**Figure content listings**

┄┄┄┄┄┄┄┄┄┄

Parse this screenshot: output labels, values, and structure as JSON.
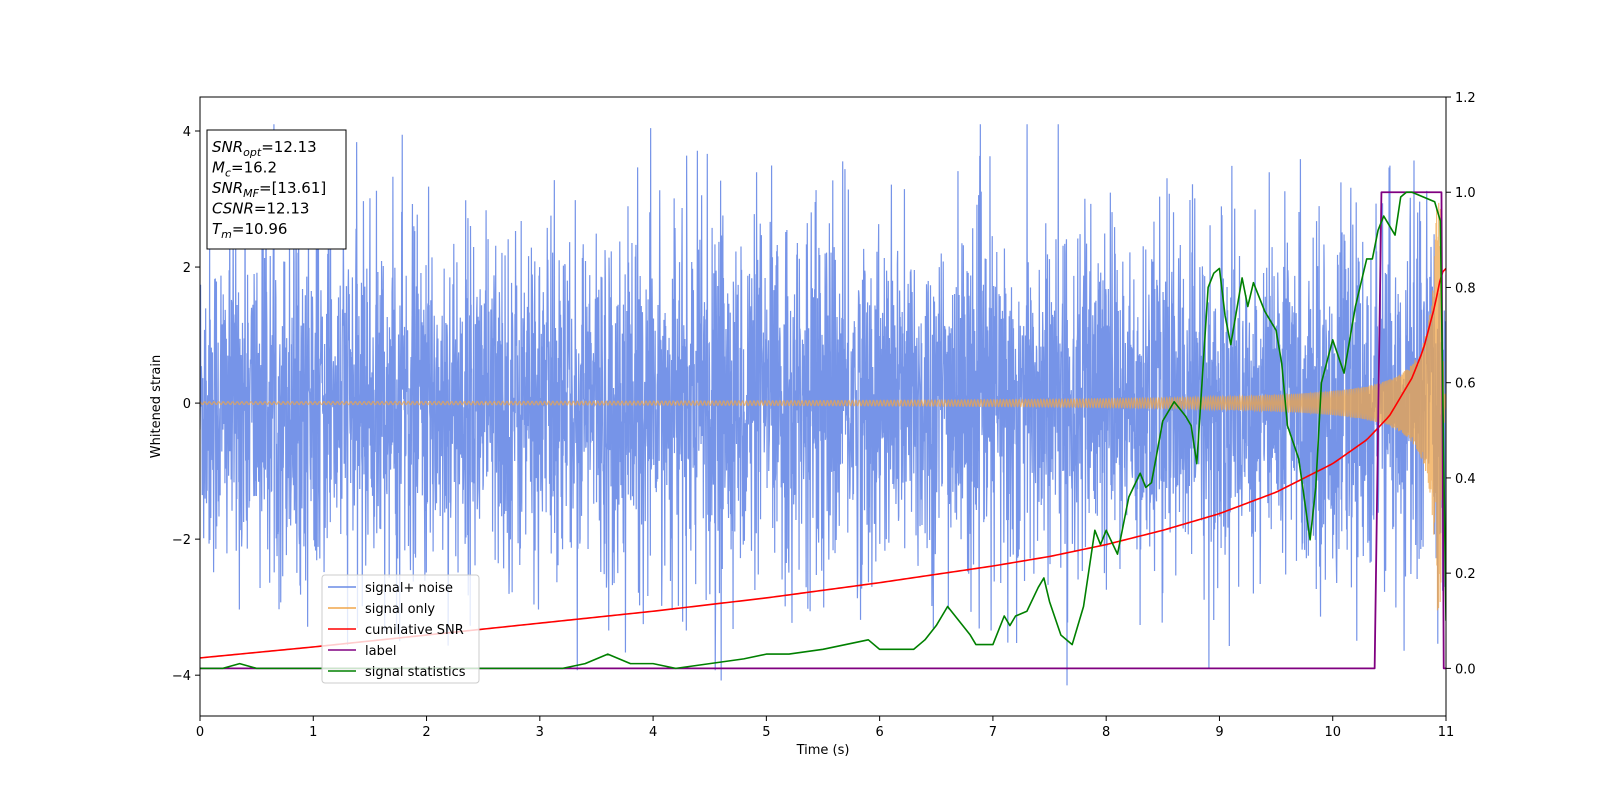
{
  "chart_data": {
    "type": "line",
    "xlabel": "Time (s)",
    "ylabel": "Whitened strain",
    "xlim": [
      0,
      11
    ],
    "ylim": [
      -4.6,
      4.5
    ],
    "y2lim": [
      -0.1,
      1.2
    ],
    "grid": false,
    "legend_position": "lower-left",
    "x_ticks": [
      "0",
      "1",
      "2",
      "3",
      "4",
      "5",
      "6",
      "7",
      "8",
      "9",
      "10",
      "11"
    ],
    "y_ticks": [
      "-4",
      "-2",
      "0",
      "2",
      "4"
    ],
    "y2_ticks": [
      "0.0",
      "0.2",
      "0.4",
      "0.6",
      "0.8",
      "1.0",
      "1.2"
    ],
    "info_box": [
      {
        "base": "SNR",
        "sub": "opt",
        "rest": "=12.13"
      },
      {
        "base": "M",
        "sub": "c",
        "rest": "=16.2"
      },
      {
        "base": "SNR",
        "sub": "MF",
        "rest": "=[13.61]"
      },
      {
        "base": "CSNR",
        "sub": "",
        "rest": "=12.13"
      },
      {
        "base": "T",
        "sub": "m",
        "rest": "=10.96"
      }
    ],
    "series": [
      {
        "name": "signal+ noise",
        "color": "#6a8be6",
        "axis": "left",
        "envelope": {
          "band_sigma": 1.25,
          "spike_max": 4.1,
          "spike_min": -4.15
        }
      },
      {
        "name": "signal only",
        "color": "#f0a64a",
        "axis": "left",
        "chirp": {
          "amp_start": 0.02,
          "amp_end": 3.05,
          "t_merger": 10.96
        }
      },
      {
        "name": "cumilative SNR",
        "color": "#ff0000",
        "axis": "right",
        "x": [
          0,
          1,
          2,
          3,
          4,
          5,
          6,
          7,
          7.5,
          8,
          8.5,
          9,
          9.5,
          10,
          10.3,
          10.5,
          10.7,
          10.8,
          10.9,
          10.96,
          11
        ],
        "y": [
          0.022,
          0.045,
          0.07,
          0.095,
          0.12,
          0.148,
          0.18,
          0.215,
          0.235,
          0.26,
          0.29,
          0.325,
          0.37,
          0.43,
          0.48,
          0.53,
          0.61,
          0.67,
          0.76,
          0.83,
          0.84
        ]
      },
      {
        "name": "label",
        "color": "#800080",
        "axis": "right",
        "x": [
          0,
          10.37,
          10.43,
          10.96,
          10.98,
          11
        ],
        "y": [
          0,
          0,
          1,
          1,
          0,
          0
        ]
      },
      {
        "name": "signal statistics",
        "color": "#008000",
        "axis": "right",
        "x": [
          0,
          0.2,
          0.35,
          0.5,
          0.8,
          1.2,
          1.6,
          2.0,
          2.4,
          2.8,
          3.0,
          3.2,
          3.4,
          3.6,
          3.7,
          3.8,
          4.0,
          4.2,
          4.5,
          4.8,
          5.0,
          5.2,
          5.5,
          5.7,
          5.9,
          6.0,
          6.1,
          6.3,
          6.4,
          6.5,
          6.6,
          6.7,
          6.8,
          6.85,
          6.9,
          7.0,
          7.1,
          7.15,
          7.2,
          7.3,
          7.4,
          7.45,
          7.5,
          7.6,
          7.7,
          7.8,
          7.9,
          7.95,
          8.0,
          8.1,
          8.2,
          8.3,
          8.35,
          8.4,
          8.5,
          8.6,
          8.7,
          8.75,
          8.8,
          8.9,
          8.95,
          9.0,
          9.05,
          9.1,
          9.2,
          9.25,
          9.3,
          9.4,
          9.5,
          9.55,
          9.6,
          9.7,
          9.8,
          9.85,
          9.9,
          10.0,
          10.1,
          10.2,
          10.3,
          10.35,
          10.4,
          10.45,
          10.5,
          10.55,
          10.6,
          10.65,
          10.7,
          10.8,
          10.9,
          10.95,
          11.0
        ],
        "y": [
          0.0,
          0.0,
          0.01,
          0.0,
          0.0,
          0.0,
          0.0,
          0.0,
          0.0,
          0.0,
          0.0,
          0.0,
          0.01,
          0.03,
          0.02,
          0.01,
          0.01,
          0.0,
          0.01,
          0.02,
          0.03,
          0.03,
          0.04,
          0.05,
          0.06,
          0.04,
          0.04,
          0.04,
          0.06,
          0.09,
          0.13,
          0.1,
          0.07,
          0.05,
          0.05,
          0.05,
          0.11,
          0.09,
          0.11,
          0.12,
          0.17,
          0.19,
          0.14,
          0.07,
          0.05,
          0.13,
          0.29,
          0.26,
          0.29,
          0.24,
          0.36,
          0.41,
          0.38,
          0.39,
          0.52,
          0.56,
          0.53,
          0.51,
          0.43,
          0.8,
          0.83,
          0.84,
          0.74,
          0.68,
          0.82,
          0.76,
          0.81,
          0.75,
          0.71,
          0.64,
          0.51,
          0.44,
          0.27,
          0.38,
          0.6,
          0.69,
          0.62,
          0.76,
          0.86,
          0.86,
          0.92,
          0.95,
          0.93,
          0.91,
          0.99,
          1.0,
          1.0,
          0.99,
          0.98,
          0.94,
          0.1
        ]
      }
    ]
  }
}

┄┄┄┄┄┄┄┄┄┄

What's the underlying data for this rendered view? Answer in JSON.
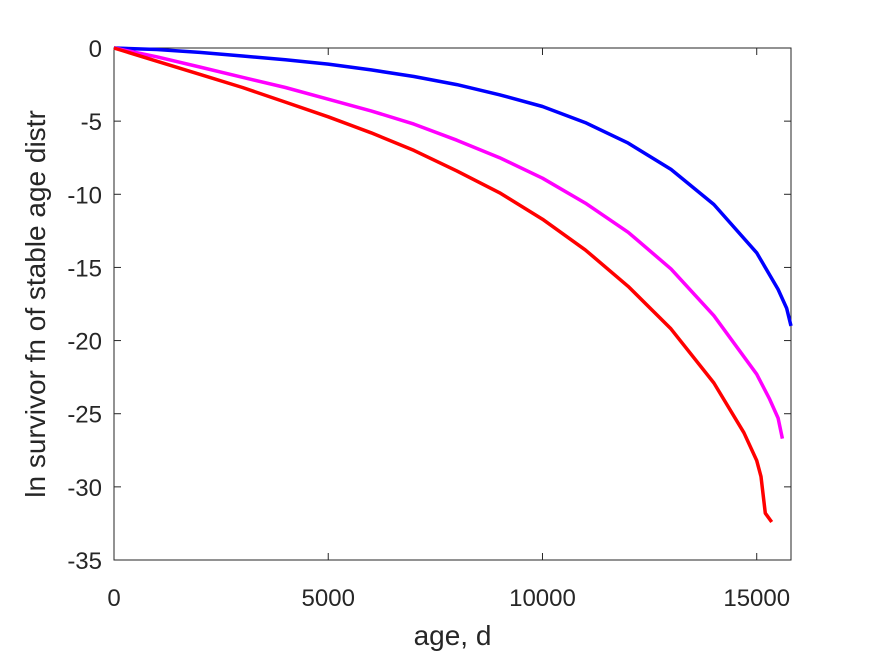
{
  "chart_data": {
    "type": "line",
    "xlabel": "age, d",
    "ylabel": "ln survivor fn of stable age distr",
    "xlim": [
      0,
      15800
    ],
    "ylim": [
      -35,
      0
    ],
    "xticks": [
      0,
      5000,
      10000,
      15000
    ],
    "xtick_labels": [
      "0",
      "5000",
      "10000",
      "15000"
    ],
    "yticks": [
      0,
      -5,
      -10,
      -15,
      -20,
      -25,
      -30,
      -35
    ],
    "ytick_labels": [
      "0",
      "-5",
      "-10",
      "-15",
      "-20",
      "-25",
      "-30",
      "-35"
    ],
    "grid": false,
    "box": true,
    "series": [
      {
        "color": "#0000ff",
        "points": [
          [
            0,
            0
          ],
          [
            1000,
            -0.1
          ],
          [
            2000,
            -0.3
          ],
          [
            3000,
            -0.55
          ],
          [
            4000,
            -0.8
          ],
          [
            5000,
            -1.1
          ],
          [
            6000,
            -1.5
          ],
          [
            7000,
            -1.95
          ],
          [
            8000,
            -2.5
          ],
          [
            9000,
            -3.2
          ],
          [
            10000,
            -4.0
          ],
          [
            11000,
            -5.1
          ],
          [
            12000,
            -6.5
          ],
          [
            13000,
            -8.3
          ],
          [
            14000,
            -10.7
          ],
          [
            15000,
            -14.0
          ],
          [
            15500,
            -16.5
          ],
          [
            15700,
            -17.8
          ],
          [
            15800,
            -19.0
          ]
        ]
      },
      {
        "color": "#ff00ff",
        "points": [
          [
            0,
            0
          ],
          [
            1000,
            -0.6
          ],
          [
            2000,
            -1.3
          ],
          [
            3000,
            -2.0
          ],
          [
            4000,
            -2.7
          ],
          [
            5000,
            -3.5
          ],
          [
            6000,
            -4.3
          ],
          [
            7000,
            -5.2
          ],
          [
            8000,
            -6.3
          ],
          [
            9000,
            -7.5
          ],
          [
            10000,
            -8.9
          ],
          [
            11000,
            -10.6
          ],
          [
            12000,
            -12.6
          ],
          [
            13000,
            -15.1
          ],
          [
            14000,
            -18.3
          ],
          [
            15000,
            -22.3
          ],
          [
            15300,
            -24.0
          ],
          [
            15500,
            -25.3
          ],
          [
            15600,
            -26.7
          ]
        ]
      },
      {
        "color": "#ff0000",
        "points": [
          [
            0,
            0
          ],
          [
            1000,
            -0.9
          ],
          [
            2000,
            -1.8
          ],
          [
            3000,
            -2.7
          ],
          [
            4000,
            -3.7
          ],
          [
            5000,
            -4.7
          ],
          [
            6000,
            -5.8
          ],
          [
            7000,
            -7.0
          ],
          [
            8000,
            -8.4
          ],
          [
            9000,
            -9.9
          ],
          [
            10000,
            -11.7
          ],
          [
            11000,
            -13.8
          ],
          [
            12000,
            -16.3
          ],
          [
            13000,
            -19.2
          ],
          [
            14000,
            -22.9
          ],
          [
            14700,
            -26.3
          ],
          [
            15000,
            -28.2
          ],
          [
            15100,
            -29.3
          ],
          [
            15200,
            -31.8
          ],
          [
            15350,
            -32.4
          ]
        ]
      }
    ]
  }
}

┄┄┄┄┄┄┄┄┄┄

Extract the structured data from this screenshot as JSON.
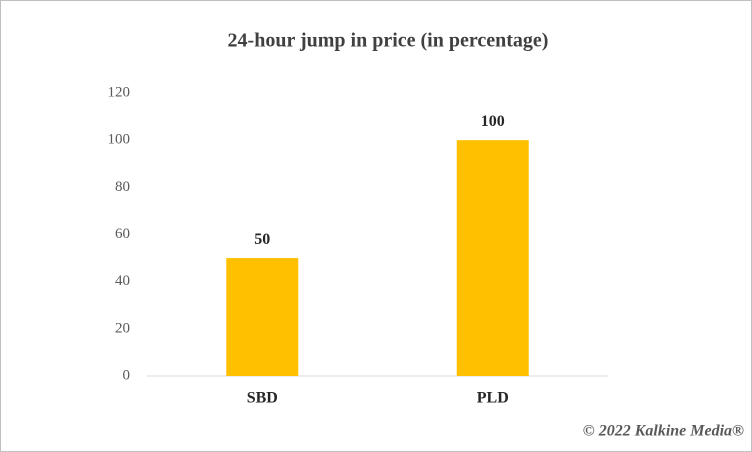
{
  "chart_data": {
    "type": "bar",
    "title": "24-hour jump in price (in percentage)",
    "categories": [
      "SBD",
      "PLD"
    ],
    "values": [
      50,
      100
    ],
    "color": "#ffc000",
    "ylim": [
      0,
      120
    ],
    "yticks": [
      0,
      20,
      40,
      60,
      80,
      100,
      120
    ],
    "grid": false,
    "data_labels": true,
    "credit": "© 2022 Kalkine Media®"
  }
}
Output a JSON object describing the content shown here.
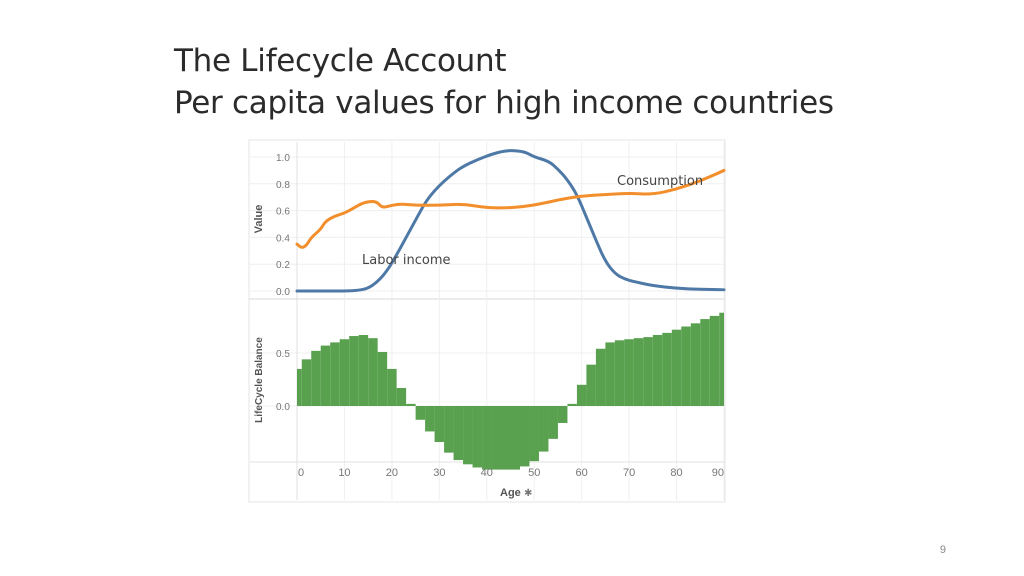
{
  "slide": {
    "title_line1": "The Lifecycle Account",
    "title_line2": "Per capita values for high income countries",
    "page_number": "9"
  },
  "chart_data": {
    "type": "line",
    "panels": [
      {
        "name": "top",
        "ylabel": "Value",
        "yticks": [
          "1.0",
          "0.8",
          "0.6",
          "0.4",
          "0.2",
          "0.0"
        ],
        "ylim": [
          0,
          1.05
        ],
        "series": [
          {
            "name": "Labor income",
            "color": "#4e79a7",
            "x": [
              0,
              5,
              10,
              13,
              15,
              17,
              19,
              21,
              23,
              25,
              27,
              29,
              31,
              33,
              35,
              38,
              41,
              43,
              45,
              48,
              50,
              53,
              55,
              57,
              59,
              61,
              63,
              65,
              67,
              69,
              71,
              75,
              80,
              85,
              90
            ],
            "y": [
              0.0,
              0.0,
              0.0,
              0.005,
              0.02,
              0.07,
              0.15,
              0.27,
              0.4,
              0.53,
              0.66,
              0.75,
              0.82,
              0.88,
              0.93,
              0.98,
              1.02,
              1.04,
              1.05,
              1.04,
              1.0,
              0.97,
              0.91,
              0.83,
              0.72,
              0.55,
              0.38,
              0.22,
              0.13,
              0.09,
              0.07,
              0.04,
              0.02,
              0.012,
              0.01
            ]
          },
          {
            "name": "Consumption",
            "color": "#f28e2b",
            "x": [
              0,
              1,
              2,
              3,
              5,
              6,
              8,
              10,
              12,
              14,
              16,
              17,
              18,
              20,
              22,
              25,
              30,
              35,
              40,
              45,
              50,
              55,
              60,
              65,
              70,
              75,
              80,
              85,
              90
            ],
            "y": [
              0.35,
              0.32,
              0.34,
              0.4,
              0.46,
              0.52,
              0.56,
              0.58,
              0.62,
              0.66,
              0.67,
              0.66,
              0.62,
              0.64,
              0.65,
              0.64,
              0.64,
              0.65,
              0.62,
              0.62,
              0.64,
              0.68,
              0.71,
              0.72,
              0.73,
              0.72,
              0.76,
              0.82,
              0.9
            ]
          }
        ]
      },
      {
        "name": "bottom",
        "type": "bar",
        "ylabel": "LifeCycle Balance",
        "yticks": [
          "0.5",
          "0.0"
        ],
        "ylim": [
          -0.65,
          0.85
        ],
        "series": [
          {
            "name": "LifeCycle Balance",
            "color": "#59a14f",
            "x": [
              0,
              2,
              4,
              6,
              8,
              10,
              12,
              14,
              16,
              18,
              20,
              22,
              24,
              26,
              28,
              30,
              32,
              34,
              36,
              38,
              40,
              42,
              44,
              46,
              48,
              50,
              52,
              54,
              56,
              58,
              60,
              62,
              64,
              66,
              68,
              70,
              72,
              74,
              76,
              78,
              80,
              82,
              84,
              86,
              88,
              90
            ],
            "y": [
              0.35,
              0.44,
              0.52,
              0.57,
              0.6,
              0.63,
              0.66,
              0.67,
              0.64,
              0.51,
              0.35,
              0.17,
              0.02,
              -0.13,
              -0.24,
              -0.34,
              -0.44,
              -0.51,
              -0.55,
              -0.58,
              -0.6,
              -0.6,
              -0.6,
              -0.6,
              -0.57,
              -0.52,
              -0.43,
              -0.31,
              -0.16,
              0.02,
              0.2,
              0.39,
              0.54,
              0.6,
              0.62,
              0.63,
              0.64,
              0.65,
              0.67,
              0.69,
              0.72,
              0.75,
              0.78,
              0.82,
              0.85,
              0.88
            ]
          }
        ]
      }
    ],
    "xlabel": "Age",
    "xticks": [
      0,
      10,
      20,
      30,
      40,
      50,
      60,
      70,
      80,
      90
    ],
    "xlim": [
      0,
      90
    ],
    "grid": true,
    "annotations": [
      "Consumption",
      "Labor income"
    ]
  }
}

┄┄┄┄┄┄┄┄┄┄

**TASK STATEMENT**
Look through the records and gather each line with the word "screenshot".

**EXERCISE RESPONSE**
Parse this screenshot: output labels, values, and structure as JSON.
Extract the structured data from this screenshot as JSON.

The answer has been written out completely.